■ **Records from a dataset**:
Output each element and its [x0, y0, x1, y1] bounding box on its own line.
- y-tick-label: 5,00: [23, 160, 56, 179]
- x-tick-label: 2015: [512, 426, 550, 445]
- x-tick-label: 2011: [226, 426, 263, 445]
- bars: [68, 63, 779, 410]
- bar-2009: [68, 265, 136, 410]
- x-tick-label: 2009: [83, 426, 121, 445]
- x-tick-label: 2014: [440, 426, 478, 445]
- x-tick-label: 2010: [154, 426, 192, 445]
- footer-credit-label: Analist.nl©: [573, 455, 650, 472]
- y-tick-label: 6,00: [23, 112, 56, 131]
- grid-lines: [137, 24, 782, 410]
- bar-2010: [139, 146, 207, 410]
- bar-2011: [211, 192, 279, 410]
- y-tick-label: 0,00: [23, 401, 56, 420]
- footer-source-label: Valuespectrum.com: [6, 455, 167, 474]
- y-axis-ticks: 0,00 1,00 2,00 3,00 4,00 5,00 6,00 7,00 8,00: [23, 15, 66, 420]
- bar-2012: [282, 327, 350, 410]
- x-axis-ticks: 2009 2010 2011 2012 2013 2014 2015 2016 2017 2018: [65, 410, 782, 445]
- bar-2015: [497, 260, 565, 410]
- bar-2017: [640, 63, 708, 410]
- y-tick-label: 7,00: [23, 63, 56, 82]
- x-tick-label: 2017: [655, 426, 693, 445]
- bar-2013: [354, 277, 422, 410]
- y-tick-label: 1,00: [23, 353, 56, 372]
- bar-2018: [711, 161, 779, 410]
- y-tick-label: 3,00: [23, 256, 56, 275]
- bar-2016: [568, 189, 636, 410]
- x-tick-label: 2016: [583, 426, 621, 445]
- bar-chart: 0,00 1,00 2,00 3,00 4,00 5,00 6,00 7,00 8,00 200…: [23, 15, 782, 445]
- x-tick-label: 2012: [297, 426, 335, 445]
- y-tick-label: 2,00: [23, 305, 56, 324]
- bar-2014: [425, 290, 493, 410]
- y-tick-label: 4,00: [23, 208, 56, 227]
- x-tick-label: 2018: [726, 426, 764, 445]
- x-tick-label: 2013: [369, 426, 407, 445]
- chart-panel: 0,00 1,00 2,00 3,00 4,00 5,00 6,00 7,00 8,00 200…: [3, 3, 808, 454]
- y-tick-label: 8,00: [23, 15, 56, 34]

■ **Exercise**: Pull out every line in the records that contains the string "chart", matching case exactly.

■ **Output of the task**:
- bar-chart: 0,00 1,00 2,00 3,00 4,00 5,00 6,00 7,00 8,00 200…: [23, 15, 782, 445]
- chart-panel: 0,00 1,00 2,00 3,00 4,00 5,00 6,00 7,00 8,00 200…: [3, 3, 808, 454]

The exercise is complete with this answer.